[Begin SOURCE MATERIAL]
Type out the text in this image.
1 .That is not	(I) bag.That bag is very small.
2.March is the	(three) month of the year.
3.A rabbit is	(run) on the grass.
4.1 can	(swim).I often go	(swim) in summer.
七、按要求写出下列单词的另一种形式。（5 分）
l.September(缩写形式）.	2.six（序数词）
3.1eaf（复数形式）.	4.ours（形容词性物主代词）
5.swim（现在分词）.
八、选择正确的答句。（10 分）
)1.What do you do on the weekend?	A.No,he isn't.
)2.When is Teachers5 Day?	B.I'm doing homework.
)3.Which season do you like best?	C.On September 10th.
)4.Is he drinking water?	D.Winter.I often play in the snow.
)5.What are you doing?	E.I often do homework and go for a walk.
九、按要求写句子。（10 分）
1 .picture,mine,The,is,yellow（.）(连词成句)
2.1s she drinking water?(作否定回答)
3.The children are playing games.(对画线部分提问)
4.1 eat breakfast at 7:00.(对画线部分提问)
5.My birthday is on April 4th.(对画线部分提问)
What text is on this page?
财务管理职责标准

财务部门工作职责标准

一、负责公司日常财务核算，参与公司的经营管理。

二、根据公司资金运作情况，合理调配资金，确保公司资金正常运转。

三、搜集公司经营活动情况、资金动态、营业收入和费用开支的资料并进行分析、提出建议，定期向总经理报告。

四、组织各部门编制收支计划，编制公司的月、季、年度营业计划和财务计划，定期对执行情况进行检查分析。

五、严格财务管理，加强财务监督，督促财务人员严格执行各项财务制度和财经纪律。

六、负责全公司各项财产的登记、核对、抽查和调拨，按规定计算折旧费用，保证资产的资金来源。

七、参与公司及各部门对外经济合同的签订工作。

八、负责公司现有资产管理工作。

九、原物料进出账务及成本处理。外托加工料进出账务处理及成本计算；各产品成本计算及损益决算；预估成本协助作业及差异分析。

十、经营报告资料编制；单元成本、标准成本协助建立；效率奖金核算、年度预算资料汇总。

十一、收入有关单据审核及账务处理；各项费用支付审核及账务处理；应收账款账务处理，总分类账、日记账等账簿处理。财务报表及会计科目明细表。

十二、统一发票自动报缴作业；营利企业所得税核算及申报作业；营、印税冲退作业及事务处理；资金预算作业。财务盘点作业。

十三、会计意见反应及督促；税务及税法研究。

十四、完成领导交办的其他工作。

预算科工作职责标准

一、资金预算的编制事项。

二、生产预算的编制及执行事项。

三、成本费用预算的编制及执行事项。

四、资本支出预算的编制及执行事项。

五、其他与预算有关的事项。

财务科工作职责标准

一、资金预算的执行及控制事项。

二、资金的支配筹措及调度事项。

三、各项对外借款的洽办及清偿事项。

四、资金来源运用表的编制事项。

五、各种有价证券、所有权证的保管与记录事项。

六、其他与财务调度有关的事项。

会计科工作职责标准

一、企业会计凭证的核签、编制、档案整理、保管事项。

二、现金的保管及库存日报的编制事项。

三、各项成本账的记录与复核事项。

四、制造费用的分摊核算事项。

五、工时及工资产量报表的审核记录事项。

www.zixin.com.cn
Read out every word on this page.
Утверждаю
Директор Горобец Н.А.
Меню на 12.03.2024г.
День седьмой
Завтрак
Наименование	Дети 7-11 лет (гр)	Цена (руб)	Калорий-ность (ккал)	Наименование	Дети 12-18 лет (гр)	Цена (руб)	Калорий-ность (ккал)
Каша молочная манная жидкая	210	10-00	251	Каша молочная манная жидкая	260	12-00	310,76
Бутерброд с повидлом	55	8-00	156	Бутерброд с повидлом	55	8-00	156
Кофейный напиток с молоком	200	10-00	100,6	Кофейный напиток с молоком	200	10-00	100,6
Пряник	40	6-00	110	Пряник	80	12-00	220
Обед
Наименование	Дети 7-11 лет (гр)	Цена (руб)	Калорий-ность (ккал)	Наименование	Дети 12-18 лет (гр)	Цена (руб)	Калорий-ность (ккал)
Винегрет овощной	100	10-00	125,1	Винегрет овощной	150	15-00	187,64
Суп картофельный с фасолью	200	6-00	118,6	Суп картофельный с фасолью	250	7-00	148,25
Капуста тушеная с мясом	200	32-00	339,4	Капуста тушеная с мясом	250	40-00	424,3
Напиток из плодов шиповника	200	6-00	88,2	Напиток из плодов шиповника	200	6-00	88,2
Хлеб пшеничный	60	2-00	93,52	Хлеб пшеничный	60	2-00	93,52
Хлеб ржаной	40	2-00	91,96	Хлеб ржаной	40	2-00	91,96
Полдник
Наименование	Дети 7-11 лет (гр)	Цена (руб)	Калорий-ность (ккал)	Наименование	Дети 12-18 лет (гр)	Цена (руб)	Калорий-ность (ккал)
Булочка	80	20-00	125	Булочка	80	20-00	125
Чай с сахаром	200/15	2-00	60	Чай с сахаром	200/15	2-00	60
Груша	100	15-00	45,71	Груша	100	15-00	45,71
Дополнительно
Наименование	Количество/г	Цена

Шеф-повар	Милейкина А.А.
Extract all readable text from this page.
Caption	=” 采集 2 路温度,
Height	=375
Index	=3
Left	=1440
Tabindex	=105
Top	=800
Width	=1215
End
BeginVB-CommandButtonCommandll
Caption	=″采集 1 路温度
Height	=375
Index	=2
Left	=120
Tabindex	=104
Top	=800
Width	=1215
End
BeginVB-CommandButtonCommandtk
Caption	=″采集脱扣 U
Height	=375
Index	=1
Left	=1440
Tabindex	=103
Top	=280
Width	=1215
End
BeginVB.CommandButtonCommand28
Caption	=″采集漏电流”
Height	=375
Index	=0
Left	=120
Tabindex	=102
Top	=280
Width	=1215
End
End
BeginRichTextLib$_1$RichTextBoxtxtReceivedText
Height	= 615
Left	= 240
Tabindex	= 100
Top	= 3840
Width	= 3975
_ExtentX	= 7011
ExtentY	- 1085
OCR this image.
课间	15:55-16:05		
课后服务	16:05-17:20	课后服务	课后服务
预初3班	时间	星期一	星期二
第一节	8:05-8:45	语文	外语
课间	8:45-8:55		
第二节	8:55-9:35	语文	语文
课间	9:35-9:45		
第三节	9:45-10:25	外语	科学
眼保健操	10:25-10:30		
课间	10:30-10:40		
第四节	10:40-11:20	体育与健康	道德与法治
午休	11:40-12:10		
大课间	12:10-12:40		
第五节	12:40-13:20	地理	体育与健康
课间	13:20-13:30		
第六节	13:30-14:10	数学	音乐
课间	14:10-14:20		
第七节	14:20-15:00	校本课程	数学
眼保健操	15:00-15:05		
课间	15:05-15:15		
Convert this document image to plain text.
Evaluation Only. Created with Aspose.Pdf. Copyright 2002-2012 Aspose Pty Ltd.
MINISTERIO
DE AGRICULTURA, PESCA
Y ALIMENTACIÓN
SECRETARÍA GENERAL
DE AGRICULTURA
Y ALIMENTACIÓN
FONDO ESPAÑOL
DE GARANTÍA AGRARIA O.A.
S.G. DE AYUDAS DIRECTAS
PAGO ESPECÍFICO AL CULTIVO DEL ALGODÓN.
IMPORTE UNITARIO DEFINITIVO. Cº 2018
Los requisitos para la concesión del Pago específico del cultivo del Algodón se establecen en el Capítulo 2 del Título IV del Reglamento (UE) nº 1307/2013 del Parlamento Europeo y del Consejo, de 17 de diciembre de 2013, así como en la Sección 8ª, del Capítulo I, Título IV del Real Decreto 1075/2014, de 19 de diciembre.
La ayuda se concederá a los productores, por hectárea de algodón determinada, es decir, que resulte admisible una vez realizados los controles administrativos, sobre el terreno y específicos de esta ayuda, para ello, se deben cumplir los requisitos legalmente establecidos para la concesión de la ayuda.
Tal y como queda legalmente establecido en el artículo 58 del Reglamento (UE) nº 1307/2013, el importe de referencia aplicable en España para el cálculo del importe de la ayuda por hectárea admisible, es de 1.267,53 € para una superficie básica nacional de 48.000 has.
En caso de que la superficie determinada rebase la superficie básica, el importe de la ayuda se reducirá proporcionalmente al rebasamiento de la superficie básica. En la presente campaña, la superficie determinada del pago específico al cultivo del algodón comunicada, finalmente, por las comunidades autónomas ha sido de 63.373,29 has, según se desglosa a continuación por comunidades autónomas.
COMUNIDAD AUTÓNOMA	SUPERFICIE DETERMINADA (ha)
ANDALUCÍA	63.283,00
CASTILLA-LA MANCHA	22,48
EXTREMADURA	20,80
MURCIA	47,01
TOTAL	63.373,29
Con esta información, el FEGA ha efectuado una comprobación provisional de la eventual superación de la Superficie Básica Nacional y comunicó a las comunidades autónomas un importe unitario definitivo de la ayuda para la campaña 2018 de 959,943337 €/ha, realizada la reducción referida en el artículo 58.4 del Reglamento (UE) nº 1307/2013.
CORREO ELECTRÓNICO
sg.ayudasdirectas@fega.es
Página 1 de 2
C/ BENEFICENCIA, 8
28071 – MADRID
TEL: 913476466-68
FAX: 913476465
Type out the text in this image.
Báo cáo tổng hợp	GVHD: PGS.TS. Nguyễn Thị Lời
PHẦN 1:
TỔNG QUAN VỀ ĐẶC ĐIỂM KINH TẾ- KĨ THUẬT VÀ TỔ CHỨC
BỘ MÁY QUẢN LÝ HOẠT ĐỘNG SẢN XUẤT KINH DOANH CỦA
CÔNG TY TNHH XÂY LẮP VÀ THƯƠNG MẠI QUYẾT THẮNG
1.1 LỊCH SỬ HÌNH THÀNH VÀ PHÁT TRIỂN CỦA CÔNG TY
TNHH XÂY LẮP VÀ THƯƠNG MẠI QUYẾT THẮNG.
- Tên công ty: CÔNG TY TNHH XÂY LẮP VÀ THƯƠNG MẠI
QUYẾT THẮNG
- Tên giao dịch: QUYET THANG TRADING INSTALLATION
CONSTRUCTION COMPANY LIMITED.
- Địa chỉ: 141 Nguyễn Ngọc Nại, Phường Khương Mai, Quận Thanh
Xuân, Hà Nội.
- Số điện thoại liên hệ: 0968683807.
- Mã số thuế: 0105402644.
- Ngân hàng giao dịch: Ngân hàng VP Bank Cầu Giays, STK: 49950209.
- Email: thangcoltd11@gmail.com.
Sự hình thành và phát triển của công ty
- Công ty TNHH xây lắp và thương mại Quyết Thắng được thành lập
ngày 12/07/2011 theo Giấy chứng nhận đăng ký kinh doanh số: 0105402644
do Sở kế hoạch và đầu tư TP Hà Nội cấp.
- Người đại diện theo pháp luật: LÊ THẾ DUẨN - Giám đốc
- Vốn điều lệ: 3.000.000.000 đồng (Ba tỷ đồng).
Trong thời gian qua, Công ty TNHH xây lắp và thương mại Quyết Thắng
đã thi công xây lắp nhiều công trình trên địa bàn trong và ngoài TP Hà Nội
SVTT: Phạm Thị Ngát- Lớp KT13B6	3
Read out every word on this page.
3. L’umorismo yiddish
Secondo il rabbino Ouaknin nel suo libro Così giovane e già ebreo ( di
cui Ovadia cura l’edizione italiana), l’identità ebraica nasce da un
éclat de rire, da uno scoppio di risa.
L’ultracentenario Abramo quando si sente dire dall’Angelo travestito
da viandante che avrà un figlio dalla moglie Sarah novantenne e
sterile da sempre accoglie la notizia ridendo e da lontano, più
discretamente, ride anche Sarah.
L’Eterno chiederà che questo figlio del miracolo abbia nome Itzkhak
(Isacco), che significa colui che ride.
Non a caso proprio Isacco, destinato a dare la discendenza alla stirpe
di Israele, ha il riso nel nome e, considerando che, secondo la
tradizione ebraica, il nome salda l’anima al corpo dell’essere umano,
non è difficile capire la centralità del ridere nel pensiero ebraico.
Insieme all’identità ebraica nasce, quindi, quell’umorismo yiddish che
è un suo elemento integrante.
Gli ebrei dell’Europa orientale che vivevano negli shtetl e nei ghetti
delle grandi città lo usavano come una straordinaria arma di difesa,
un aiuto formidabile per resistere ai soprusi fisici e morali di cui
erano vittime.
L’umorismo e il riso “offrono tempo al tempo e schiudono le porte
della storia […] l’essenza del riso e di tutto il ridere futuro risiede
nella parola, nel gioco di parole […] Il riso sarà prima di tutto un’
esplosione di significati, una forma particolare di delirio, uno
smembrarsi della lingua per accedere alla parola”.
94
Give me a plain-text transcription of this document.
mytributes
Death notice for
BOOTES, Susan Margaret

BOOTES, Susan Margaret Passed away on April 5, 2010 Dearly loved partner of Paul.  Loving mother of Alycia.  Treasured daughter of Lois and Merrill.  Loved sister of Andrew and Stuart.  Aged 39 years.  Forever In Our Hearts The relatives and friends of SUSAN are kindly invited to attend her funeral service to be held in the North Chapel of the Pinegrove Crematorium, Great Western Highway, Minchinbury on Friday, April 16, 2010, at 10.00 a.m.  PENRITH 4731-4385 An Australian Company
[End SOURCE MATERIAL]
> DESCRIPTION OF THE TASK: Copy every line of the entries above in which "Sarah" occurs.

> WORKED ANSWER:
da viandante che avrà un figlio dalla moglie Sarah novantenne e
discretamente, ride anche Sarah.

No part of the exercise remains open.